+++ Provided data +++
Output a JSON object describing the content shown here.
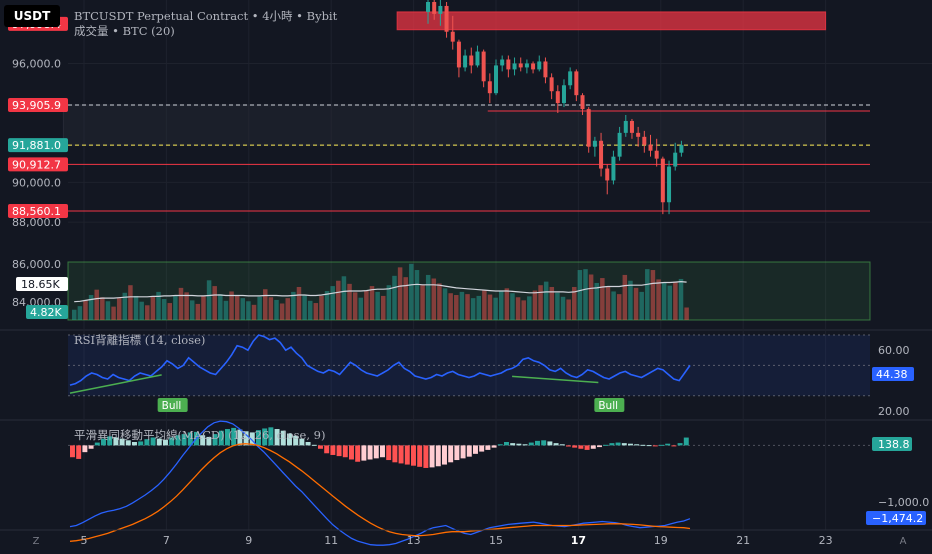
{
  "header": {
    "currency_chip": "USDT",
    "symbol_line": "BTCUSDT Perpetual Contract • 4小時 • Bybit",
    "volume_line": "成交量 • BTC (20)",
    "rsi_line": "RSI背離指標 (14, close)",
    "macd_line": "平滑異同移動平均線(MACD) (12, 26, close, 9)"
  },
  "colors": {
    "background": "#131722",
    "up": "#26a69a",
    "down": "#ef5350",
    "rsi_line": "#2962ff",
    "macd_line": "#2962ff",
    "signal_line": "#ff6d00",
    "level_line": "#f23645",
    "volume_band": "#4caf50"
  },
  "chart_data": [
    {
      "name": "price",
      "type": "candlestick",
      "x_ticks": [
        "5",
        "7",
        "9",
        "11",
        "13",
        "15",
        "17",
        "19",
        "21",
        "23"
      ],
      "x_tick_days": [
        5,
        7,
        9,
        11,
        13,
        15,
        17,
        19,
        21,
        23
      ],
      "ylim": [
        87500,
        99200
      ],
      "y_ticks": [
        88000.0,
        90000.0,
        96000.0
      ],
      "y_tick_labels": [
        "88,000.0",
        "90,000.0",
        "96,000.0"
      ],
      "axis_tags": [
        {
          "value": 97998.4,
          "label": "97,998.4",
          "color": "#f23645"
        },
        {
          "value": 93905.9,
          "label": "93,905.9",
          "color": "#f23645"
        },
        {
          "value": 91881.0,
          "label": "91,881.0",
          "color": "#26a69a"
        },
        {
          "value": 90912.7,
          "label": "90,912.7",
          "color": "#f23645"
        },
        {
          "value": 88560.1,
          "label": "88,560.1",
          "color": "#f23645"
        }
      ],
      "horizontal_lines": [
        {
          "value": 93905.9,
          "style": "dashed",
          "color": "#d1d4dc"
        },
        {
          "value": 93600,
          "style": "solid",
          "color": "#f23645"
        },
        {
          "value": 91881.0,
          "style": "dashed",
          "color": "#ffee58"
        },
        {
          "value": 90912.7,
          "style": "solid",
          "color": "#f23645"
        },
        {
          "value": 88560.1,
          "style": "solid",
          "color": "#f23645"
        }
      ],
      "zones": [
        {
          "from": 98600,
          "to": 97700,
          "x_start": 12.6,
          "x_end": 23.0,
          "color": "#f23645"
        },
        {
          "from": 93905.9,
          "to": 91881.0,
          "x_start": 4.5,
          "x_end": 23.0,
          "color": "#2a2e39"
        }
      ],
      "candles": [
        {
          "t": 13.35,
          "o": 98600,
          "h": 99200,
          "l": 98000,
          "c": 99100
        },
        {
          "t": 13.5,
          "o": 99100,
          "h": 99200,
          "l": 98200,
          "c": 98500
        },
        {
          "t": 13.65,
          "o": 98500,
          "h": 99200,
          "l": 97900,
          "c": 98900
        },
        {
          "t": 13.8,
          "o": 98900,
          "h": 99100,
          "l": 97300,
          "c": 97600
        },
        {
          "t": 13.95,
          "o": 97600,
          "h": 98400,
          "l": 96700,
          "c": 97100
        },
        {
          "t": 14.1,
          "o": 97100,
          "h": 97200,
          "l": 95300,
          "c": 95800
        },
        {
          "t": 14.25,
          "o": 95800,
          "h": 96700,
          "l": 95600,
          "c": 96400
        },
        {
          "t": 14.4,
          "o": 96400,
          "h": 96800,
          "l": 95500,
          "c": 95900
        },
        {
          "t": 14.55,
          "o": 95900,
          "h": 96900,
          "l": 95800,
          "c": 96600
        },
        {
          "t": 14.7,
          "o": 96600,
          "h": 96700,
          "l": 94800,
          "c": 95100
        },
        {
          "t": 14.85,
          "o": 95100,
          "h": 95500,
          "l": 94000,
          "c": 94500
        },
        {
          "t": 15.0,
          "o": 94500,
          "h": 96200,
          "l": 94400,
          "c": 95900
        },
        {
          "t": 15.15,
          "o": 95900,
          "h": 96400,
          "l": 95600,
          "c": 96200
        },
        {
          "t": 15.3,
          "o": 96200,
          "h": 96400,
          "l": 95300,
          "c": 95700
        },
        {
          "t": 15.45,
          "o": 95700,
          "h": 96300,
          "l": 95400,
          "c": 96000
        },
        {
          "t": 15.6,
          "o": 96000,
          "h": 96300,
          "l": 95600,
          "c": 95800
        },
        {
          "t": 15.75,
          "o": 95800,
          "h": 96200,
          "l": 95500,
          "c": 96000
        },
        {
          "t": 15.9,
          "o": 96000,
          "h": 96100,
          "l": 95500,
          "c": 95700
        },
        {
          "t": 16.05,
          "o": 95700,
          "h": 96400,
          "l": 95600,
          "c": 96100
        },
        {
          "t": 16.2,
          "o": 96100,
          "h": 96300,
          "l": 95000,
          "c": 95300
        },
        {
          "t": 16.35,
          "o": 95300,
          "h": 95500,
          "l": 94200,
          "c": 94600
        },
        {
          "t": 16.5,
          "o": 94600,
          "h": 94900,
          "l": 93500,
          "c": 94000
        },
        {
          "t": 16.65,
          "o": 94000,
          "h": 95200,
          "l": 93800,
          "c": 94900
        },
        {
          "t": 16.8,
          "o": 94900,
          "h": 95800,
          "l": 94700,
          "c": 95600
        },
        {
          "t": 16.95,
          "o": 95600,
          "h": 95700,
          "l": 94100,
          "c": 94400
        },
        {
          "t": 17.1,
          "o": 94400,
          "h": 94500,
          "l": 93400,
          "c": 93700
        },
        {
          "t": 17.25,
          "o": 93700,
          "h": 93800,
          "l": 91500,
          "c": 91800
        },
        {
          "t": 17.4,
          "o": 91800,
          "h": 92300,
          "l": 91300,
          "c": 92100
        },
        {
          "t": 17.55,
          "o": 92100,
          "h": 92500,
          "l": 90300,
          "c": 90700
        },
        {
          "t": 17.7,
          "o": 90700,
          "h": 90900,
          "l": 89400,
          "c": 90100
        },
        {
          "t": 17.85,
          "o": 90100,
          "h": 91600,
          "l": 89900,
          "c": 91300
        },
        {
          "t": 18.0,
          "o": 91300,
          "h": 92800,
          "l": 91100,
          "c": 92500
        },
        {
          "t": 18.15,
          "o": 92500,
          "h": 93400,
          "l": 92300,
          "c": 93100
        },
        {
          "t": 18.3,
          "o": 93100,
          "h": 93200,
          "l": 92200,
          "c": 92500
        },
        {
          "t": 18.45,
          "o": 92500,
          "h": 92800,
          "l": 91800,
          "c": 92300
        },
        {
          "t": 18.6,
          "o": 92300,
          "h": 92600,
          "l": 91500,
          "c": 91900
        },
        {
          "t": 18.75,
          "o": 91900,
          "h": 92400,
          "l": 91300,
          "c": 91600
        },
        {
          "t": 18.9,
          "o": 91600,
          "h": 92200,
          "l": 90800,
          "c": 91200
        },
        {
          "t": 19.05,
          "o": 91200,
          "h": 91300,
          "l": 88400,
          "c": 89000
        },
        {
          "t": 19.2,
          "o": 89000,
          "h": 91100,
          "l": 88400,
          "c": 90800
        },
        {
          "t": 19.35,
          "o": 90800,
          "h": 92000,
          "l": 90600,
          "c": 91500
        },
        {
          "t": 19.5,
          "o": 91500,
          "h": 92100,
          "l": 91300,
          "c": 91880
        }
      ]
    },
    {
      "name": "volume",
      "type": "bar",
      "label_current": "18.65K",
      "label_other": "4.82K",
      "values": [
        2.3,
        3.1,
        4.4,
        5.6,
        6.8,
        5.1,
        4.2,
        3.0,
        4.9,
        6.1,
        7.8,
        5.4,
        4.1,
        3.3,
        5.2,
        6.3,
        4.7,
        3.8,
        5.6,
        7.2,
        6.2,
        4.4,
        3.6,
        5.3,
        8.9,
        7.6,
        5.8,
        4.3,
        6.4,
        5.6,
        4.9,
        4.2,
        3.4,
        5.2,
        6.9,
        5.1,
        4.5,
        3.7,
        4.9,
        6.3,
        7.4,
        5.5,
        4.3,
        3.8,
        5.4,
        6.5,
        7.6,
        8.8,
        9.8,
        8.1,
        6.2,
        5.0,
        6.6,
        7.6,
        6.3,
        5.4,
        7.8,
        9.9,
        11.8,
        9.6,
        12.6,
        11.2,
        7.8,
        10.1,
        9.3,
        8.2,
        7.1,
        6.0,
        5.6,
        6.3,
        5.8,
        4.9,
        5.4,
        6.7,
        5.7,
        5.0,
        6.4,
        7.1,
        6.0,
        5.1,
        4.4,
        5.3,
        6.6,
        7.8,
        8.6,
        7.4,
        6.1,
        5.2,
        4.6,
        7.4,
        11.2,
        11.4,
        10.2,
        8.3,
        9.4,
        7.6,
        6.4,
        5.8,
        10.1,
        8.8,
        7.2,
        6.3,
        11.4,
        11.2,
        9.1,
        8.4,
        7.7,
        8.6,
        9.2,
        2.8
      ],
      "ma_values": [
        4.1,
        4.2,
        4.4,
        4.6,
        4.8,
        4.9,
        4.9,
        4.9,
        5.0,
        5.1,
        5.2,
        5.2,
        5.2,
        5.2,
        5.3,
        5.3,
        5.4,
        5.4,
        5.5,
        5.5,
        5.5,
        5.5,
        5.4,
        5.4,
        5.5,
        5.6,
        5.6,
        5.5,
        5.5,
        5.5,
        5.5,
        5.4,
        5.4,
        5.4,
        5.5,
        5.5,
        5.5,
        5.4,
        5.4,
        5.5,
        5.6,
        5.6,
        5.5,
        5.5,
        5.6,
        5.8,
        6.0,
        6.2,
        6.4,
        6.5,
        6.5,
        6.5,
        6.6,
        6.8,
        6.9,
        6.9,
        7.0,
        7.3,
        7.6,
        7.7,
        7.9,
        8.0,
        7.9,
        7.9,
        7.9,
        7.8,
        7.6,
        7.4,
        7.2,
        7.1,
        7.0,
        6.9,
        6.8,
        6.7,
        6.6,
        6.5,
        6.5,
        6.5,
        6.4,
        6.3,
        6.2,
        6.1,
        6.1,
        6.2,
        6.3,
        6.3,
        6.3,
        6.3,
        6.2,
        6.3,
        6.6,
        6.9,
        7.1,
        7.2,
        7.4,
        7.5,
        7.5,
        7.5,
        7.7,
        7.8,
        7.8,
        7.8,
        8.0,
        8.2,
        8.3,
        8.4,
        8.4,
        8.5,
        8.6,
        8.5
      ]
    },
    {
      "name": "rsi",
      "type": "line",
      "title": "RSI背離指標 (14, close)",
      "ylim": [
        14,
        72
      ],
      "y_ticks": [
        20.0,
        60.0
      ],
      "y_tick_labels": [
        "20.00",
        "60.00"
      ],
      "current": 44.38,
      "current_label": "44.38",
      "bands": [
        30,
        50,
        70
      ],
      "values": [
        37,
        38,
        40,
        43,
        45,
        44,
        42,
        41,
        44,
        42,
        41,
        40,
        43,
        45,
        44,
        43,
        46,
        49,
        53,
        51,
        48,
        50,
        55,
        52,
        49,
        47,
        45,
        44,
        48,
        52,
        57,
        63,
        62,
        60,
        66,
        70,
        69,
        67,
        68,
        65,
        60,
        62,
        58,
        55,
        50,
        48,
        46,
        45,
        47,
        46,
        44,
        48,
        52,
        50,
        47,
        45,
        44,
        43,
        45,
        47,
        50,
        52,
        48,
        46,
        43,
        42,
        41,
        42,
        44,
        43,
        45,
        46,
        44,
        43,
        42,
        43,
        45,
        44,
        43,
        44,
        45,
        47,
        48,
        50,
        54,
        55,
        53,
        52,
        50,
        47,
        46,
        48,
        45,
        43,
        42,
        44,
        47,
        46,
        44,
        42,
        41,
        43,
        45,
        46,
        44,
        43,
        42,
        44,
        46,
        48,
        47,
        44,
        41,
        40,
        45,
        50
      ],
      "divergences": [
        {
          "label": "Bull",
          "i0": 0,
          "i1": 17
        },
        {
          "label": "Bull",
          "i0": 82,
          "i1": 98
        }
      ]
    },
    {
      "name": "macd",
      "type": "histogram+lines",
      "title": "平滑異同移動平均線(MACD) (12, 26, close, 9)",
      "ylim": [
        -1500,
        450
      ],
      "y_ticks": [
        0.0,
        -1000.0
      ],
      "y_tick_labels": [
        "0.0",
        "−1,000.0"
      ],
      "hist_current_label": "138.8",
      "signal_current_label": "−1,474.2",
      "hist_current": 138.8,
      "signal_current": -1474.2,
      "histogram": [
        -210,
        -240,
        -120,
        -60,
        50,
        120,
        160,
        140,
        120,
        90,
        60,
        70,
        110,
        140,
        120,
        100,
        140,
        180,
        200,
        230,
        240,
        180,
        150,
        200,
        260,
        290,
        310,
        280,
        250,
        230,
        270,
        300,
        320,
        290,
        260,
        210,
        170,
        120,
        60,
        10,
        -60,
        -140,
        -170,
        -190,
        -210,
        -250,
        -290,
        -270,
        -250,
        -230,
        -210,
        -260,
        -300,
        -320,
        -340,
        -360,
        -380,
        -400,
        -390,
        -370,
        -340,
        -300,
        -260,
        -230,
        -200,
        -150,
        -110,
        -80,
        -40,
        20,
        60,
        40,
        30,
        20,
        50,
        80,
        90,
        70,
        40,
        20,
        -20,
        -40,
        -60,
        -80,
        -60,
        -30,
        10,
        40,
        50,
        40,
        30,
        20,
        10,
        5,
        -5,
        10,
        30,
        -15,
        40,
        138.8
      ],
      "macd_line": [
        -1440,
        -1420,
        -1370,
        -1310,
        -1250,
        -1200,
        -1170,
        -1150,
        -1120,
        -1080,
        -1020,
        -950,
        -880,
        -800,
        -710,
        -600,
        -470,
        -330,
        -180,
        -40,
        100,
        220,
        330,
        400,
        430,
        420,
        380,
        300,
        200,
        100,
        -20,
        -120,
        -240,
        -360,
        -480,
        -600,
        -720,
        -820,
        -940,
        -1060,
        -1180,
        -1300,
        -1410,
        -1500,
        -1580,
        -1650,
        -1700,
        -1730,
        -1760,
        -1770,
        -1770,
        -1760,
        -1740,
        -1700,
        -1660,
        -1610,
        -1560,
        -1500,
        -1460,
        -1440,
        -1420,
        -1470,
        -1520,
        -1560,
        -1580,
        -1540,
        -1500,
        -1460,
        -1440,
        -1420,
        -1400,
        -1390,
        -1380,
        -1370,
        -1360,
        -1380,
        -1400,
        -1420,
        -1430,
        -1440,
        -1420,
        -1400,
        -1380,
        -1370,
        -1360,
        -1350,
        -1360,
        -1370,
        -1390,
        -1420,
        -1440,
        -1460,
        -1450,
        -1440,
        -1430,
        -1420,
        -1390,
        -1360,
        -1340,
        -1300
      ],
      "signal_line": [
        -1700,
        -1690,
        -1670,
        -1650,
        -1620,
        -1590,
        -1560,
        -1520,
        -1480,
        -1440,
        -1400,
        -1350,
        -1300,
        -1240,
        -1170,
        -1090,
        -1000,
        -900,
        -790,
        -670,
        -550,
        -430,
        -320,
        -220,
        -130,
        -60,
        -10,
        20,
        30,
        20,
        0,
        -40,
        -90,
        -150,
        -220,
        -290,
        -370,
        -450,
        -540,
        -630,
        -720,
        -810,
        -900,
        -990,
        -1080,
        -1160,
        -1240,
        -1310,
        -1380,
        -1440,
        -1490,
        -1530,
        -1560,
        -1580,
        -1590,
        -1600,
        -1600,
        -1590,
        -1580,
        -1560,
        -1540,
        -1530,
        -1530,
        -1530,
        -1520,
        -1510,
        -1500,
        -1490,
        -1480,
        -1470,
        -1460,
        -1450,
        -1440,
        -1430,
        -1420,
        -1420,
        -1420,
        -1420,
        -1420,
        -1420,
        -1420,
        -1415,
        -1410,
        -1405,
        -1400,
        -1395,
        -1390,
        -1390,
        -1390,
        -1395,
        -1400,
        -1410,
        -1420,
        -1430,
        -1440,
        -1445,
        -1450,
        -1455,
        -1460,
        -1474.2
      ]
    }
  ],
  "bottom_bar": {
    "left_button": "Z",
    "right_button": "A"
  }
}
+++
Challenge: Report how many lines in the data contain the word "RSI背離指標", with no words besides the number.

Answer below: 2